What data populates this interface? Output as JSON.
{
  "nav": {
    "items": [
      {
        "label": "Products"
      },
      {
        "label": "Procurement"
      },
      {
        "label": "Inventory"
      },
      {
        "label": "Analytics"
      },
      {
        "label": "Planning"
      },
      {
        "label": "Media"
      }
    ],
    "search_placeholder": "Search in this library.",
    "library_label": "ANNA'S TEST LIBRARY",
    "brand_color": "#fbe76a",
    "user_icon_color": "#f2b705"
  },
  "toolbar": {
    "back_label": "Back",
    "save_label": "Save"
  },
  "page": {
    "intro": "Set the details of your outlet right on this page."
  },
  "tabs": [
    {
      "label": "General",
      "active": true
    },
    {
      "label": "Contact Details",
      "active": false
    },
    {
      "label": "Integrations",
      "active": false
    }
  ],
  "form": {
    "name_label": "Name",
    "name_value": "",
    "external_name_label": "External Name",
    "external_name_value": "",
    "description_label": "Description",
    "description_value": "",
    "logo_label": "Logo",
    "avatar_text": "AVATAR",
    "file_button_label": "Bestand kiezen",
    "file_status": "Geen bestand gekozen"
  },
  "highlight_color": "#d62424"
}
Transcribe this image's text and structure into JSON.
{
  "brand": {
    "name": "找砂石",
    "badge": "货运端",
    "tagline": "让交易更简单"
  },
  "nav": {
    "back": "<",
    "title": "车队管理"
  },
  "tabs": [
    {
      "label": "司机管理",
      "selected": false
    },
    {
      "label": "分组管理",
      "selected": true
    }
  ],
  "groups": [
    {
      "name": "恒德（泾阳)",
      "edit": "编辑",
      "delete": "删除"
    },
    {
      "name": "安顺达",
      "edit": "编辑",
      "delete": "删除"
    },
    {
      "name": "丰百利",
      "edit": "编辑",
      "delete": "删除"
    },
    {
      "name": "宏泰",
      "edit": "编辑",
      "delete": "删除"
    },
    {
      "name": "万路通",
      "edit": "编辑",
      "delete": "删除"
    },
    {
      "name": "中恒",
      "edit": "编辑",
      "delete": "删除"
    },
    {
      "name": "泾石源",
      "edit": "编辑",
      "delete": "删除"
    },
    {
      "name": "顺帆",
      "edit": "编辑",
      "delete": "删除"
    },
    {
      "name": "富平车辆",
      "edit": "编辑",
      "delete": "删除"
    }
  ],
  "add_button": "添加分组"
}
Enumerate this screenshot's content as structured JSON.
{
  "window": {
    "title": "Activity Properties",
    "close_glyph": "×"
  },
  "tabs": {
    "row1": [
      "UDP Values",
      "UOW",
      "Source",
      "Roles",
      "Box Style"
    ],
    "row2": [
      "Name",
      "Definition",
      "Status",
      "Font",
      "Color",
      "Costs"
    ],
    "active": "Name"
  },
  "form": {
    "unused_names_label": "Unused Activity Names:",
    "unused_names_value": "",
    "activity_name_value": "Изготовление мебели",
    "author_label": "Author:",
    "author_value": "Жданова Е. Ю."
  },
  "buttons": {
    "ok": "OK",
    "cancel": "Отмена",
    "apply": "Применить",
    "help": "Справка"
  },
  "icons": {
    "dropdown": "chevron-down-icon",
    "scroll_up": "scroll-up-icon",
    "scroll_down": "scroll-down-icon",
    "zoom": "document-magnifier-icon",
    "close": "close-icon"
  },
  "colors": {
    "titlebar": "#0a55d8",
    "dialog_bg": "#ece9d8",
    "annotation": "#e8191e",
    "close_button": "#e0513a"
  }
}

+++++

> **Problem**:
Please set down the whole listing above without altering a single line.

> **The output**:
What data populates this interface? Output as JSON.
{
  "nav": {
    "items": [
      {
        "label": "Products"
      },
      {
        "label": "Procurement"
      },
      {
        "label": "Inventory"
      },
      {
        "label": "Analytics"
      },
      {
        "label": "Planning"
      },
      {
        "label": "Media"
      }
    ],
    "search_placeholder": "Search in this library.",
    "library_label": "ANNA'S TEST LIBRARY",
    "brand_color": "#fbe76a",
    "user_icon_color": "#f2b705"
  },
  "toolbar": {
    "back_label": "Back",
    "save_label": "Save"
  },
  "page": {
    "intro": "Set the details of your outlet right on this page."
  },
  "tabs": [
    {
      "label": "General",
      "active": true
    },
    {
      "label": "Contact Details",
      "active": false
    },
    {
      "label": "Integrations",
      "active": false
    }
  ],
  "form": {
    "name_label": "Name",
    "name_value": "",
    "external_name_label": "External Name",
    "external_name_value": "",
    "description_label": "Description",
    "description_value": "",
    "logo_label": "Logo",
    "avatar_text": "AVATAR",
    "file_button_label": "Bestand kiezen",
    "file_status": "Geen bestand gekozen"
  },
  "highlight_color": "#d62424"
}
Transcribe this image's text and structure into JSON.
{
  "brand": {
    "name": "找砂石",
    "badge": "货运端",
    "tagline": "让交易更简单"
  },
  "nav": {
    "back": "<",
    "title": "车队管理"
  },
  "tabs": [
    {
      "label": "司机管理",
      "selected": false
    },
    {
      "label": "分组管理",
      "selected": true
    }
  ],
  "groups": [
    {
      "name": "恒德（泾阳)",
      "edit": "编辑",
      "delete": "删除"
    },
    {
      "name": "安顺达",
      "edit": "编辑",
      "delete": "删除"
    },
    {
      "name": "丰百利",
      "edit": "编辑",
      "delete": "删除"
    },
    {
      "name": "宏泰",
      "edit": "编辑",
      "delete": "删除"
    },
    {
      "name": "万路通",
      "edit": "编辑",
      "delete": "删除"
    },
    {
      "name": "中恒",
      "edit": "编辑",
      "delete": "删除"
    },
    {
      "name": "泾石源",
      "edit": "编辑",
      "delete": "删除"
    },
    {
      "name": "顺帆",
      "edit": "编辑",
      "delete": "删除"
    },
    {
      "name": "富平车辆",
      "edit": "编辑",
      "delete": "删除"
    }
  ],
  "add_button": "添加分组"
}
Enumerate this screenshot's content as structured JSON.
{
  "window": {
    "title": "Activity Properties",
    "close_glyph": "×"
  },
  "tabs": {
    "row1": [
      "UDP Values",
      "UOW",
      "Source",
      "Roles",
      "Box Style"
    ],
    "row2": [
      "Name",
      "Definition",
      "Status",
      "Font",
      "Color",
      "Costs"
    ],
    "active": "Name"
  },
  "form": {
    "unused_names_label": "Unused Activity Names:",
    "unused_names_value": "",
    "activity_name_value": "Изготовление мебели",
    "author_label": "Author:",
    "author_value": "Жданова Е. Ю."
  },
  "buttons": {
    "ok": "OK",
    "cancel": "Отмена",
    "apply": "Применить",
    "help": "Справка"
  },
  "icons": {
    "dropdown": "chevron-down-icon",
    "scroll_up": "scroll-up-icon",
    "scroll_down": "scroll-down-icon",
    "zoom": "document-magnifier-icon",
    "close": "close-icon"
  },
  "colors": {
    "titlebar": "#0a55d8",
    "dialog_bg": "#ece9d8",
    "annotation": "#e8191e",
    "close_button": "#e0513a"
  }
}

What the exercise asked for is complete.